Directive: Check each line of the listing, and copy it if it contains the word "many".
**** Exercise materials
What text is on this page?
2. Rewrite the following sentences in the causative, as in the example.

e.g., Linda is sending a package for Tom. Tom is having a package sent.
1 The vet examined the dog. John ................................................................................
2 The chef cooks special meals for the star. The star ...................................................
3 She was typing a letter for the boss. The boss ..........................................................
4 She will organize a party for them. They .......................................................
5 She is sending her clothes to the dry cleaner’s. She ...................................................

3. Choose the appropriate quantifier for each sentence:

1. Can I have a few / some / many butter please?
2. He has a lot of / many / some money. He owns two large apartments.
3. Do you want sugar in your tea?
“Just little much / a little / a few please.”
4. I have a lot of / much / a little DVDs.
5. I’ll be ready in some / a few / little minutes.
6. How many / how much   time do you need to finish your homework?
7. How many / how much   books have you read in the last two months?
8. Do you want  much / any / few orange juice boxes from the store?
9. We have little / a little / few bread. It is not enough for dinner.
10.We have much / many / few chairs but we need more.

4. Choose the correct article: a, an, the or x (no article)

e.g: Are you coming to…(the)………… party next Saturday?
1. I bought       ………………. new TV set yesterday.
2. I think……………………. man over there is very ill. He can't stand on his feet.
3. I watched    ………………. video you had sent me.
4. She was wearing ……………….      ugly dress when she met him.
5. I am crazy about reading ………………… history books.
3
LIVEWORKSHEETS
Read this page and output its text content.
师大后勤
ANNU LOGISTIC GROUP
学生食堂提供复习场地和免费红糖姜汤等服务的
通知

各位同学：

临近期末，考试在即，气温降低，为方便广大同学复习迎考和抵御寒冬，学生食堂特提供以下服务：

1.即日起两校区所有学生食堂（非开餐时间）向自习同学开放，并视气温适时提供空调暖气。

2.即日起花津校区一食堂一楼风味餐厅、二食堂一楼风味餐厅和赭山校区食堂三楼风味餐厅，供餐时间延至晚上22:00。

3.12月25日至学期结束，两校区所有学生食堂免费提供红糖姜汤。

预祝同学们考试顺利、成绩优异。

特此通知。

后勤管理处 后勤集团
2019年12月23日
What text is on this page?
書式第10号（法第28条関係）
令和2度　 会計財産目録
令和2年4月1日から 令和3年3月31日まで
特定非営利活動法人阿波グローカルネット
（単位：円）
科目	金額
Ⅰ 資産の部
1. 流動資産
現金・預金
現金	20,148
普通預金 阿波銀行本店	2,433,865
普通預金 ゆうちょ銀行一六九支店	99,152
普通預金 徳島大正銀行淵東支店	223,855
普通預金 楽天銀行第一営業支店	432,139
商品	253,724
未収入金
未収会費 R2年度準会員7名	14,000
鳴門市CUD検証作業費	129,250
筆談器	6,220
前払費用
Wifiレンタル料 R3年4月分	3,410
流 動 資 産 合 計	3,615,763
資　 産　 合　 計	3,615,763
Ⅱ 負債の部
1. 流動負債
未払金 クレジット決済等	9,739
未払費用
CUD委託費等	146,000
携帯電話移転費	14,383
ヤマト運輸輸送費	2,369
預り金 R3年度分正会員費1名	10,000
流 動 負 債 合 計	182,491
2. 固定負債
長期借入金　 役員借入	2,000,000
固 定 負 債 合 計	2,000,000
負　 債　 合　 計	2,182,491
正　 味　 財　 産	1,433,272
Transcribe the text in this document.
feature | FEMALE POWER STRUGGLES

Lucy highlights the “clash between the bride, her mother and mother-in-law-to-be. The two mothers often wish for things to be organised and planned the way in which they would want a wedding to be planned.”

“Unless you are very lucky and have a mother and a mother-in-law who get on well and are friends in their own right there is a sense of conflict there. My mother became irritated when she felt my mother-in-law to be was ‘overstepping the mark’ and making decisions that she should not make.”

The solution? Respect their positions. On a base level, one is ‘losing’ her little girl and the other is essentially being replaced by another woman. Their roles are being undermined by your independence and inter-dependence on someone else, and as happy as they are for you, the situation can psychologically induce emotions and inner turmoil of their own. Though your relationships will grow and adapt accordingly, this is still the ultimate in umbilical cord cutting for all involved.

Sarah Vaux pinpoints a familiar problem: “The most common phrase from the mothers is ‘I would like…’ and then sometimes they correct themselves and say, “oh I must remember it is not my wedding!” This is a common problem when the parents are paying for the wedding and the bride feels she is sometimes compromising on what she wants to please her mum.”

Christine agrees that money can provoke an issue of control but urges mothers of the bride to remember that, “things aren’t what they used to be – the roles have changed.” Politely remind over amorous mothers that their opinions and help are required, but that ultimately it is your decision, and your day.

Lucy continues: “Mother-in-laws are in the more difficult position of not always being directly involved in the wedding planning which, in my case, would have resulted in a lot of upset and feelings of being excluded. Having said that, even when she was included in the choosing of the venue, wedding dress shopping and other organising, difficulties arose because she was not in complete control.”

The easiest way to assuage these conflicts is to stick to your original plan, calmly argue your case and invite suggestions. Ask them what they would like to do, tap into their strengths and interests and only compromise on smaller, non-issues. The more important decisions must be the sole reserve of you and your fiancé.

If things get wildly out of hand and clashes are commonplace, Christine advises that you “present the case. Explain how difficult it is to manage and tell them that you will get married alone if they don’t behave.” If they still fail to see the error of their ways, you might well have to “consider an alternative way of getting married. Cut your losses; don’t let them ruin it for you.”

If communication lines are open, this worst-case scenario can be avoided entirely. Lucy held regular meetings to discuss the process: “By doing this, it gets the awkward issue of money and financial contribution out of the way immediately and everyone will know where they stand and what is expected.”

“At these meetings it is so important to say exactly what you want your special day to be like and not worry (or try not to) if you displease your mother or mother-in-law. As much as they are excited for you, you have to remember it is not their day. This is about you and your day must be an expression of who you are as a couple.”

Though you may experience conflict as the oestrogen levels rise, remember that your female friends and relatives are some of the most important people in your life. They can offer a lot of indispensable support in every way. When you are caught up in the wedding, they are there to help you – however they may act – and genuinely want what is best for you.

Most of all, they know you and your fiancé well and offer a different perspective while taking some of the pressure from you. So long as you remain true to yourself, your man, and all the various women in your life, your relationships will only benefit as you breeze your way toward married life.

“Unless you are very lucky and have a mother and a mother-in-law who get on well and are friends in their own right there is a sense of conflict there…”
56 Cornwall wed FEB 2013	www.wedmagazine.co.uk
********
Worked answer:
1. Can I have a few / some / many butter please?
2. He has a lot of / many / some money. He owns two large apartments.
6. How many / how much   time do you need to finish your homework?
7. How many / how much   books have you read in the last two months?
10.We have much / many / few chairs but we need more.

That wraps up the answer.